Every line of the listing must be reproduced as it stands. Leave the images behind.

◆ **Available records**:
——————————

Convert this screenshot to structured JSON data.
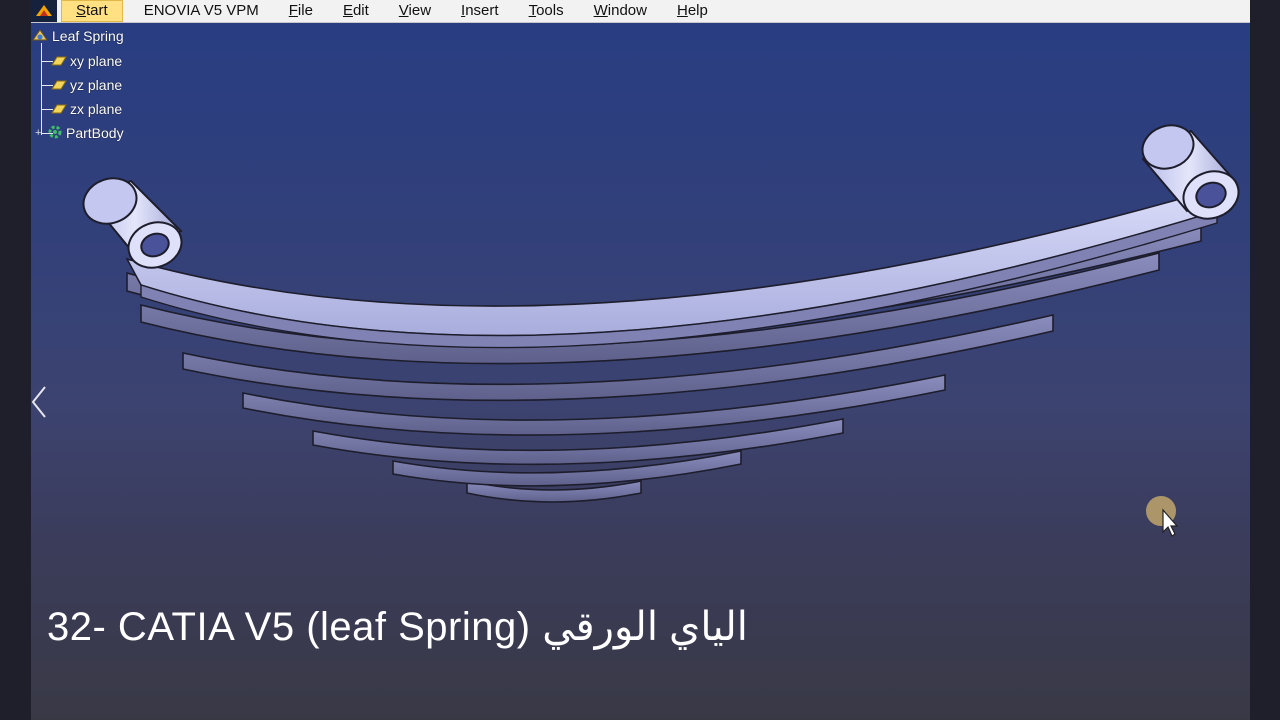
{
  "menubar": {
    "items": [
      {
        "label": "Start",
        "underline": "S",
        "rest": "tart"
      },
      {
        "label": "ENOVIA V5 VPM"
      },
      {
        "label": "File",
        "underline": "F",
        "rest": "ile"
      },
      {
        "label": "Edit",
        "underline": "E",
        "rest": "dit"
      },
      {
        "label": "View",
        "underline": "V",
        "rest": "iew"
      },
      {
        "label": "Insert",
        "underline": "I",
        "rest": "nsert"
      },
      {
        "label": "Tools",
        "underline": "T",
        "rest": "ools"
      },
      {
        "label": "Window",
        "underline": "W",
        "rest": "indow"
      },
      {
        "label": "Help",
        "underline": "H",
        "rest": "elp"
      }
    ]
  },
  "tree": {
    "root": "Leaf Spring",
    "items": [
      "xy plane",
      "yz plane",
      "zx plane",
      "PartBody"
    ]
  },
  "caption": "32- CATIA V5 (leaf Spring) الياي الورقي",
  "colors": {
    "viewport_top": "#283d82",
    "viewport_bottom": "#393946",
    "spring_light": "#c9cdf3",
    "spring_dark": "#5a5c86",
    "menu_active": "#ffe082"
  }
}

——————————

◆ **Task solution**:
Convert this screenshot to structured JSON data.
{
  "menubar": {
    "items": [
      {
        "label": "Start",
        "underline": "S",
        "rest": "tart"
      },
      {
        "label": "ENOVIA V5 VPM"
      },
      {
        "label": "File",
        "underline": "F",
        "rest": "ile"
      },
      {
        "label": "Edit",
        "underline": "E",
        "rest": "dit"
      },
      {
        "label": "View",
        "underline": "V",
        "rest": "iew"
      },
      {
        "label": "Insert",
        "underline": "I",
        "rest": "nsert"
      },
      {
        "label": "Tools",
        "underline": "T",
        "rest": "ools"
      },
      {
        "label": "Window",
        "underline": "W",
        "rest": "indow"
      },
      {
        "label": "Help",
        "underline": "H",
        "rest": "elp"
      }
    ]
  },
  "tree": {
    "root": "Leaf Spring",
    "items": [
      "xy plane",
      "yz plane",
      "zx plane",
      "PartBody"
    ]
  },
  "caption": "32- CATIA V5 (leaf Spring) الياي الورقي",
  "colors": {
    "viewport_top": "#283d82",
    "viewport_bottom": "#393946",
    "spring_light": "#c9cdf3",
    "spring_dark": "#5a5c86",
    "menu_active": "#ffe082"
  }
}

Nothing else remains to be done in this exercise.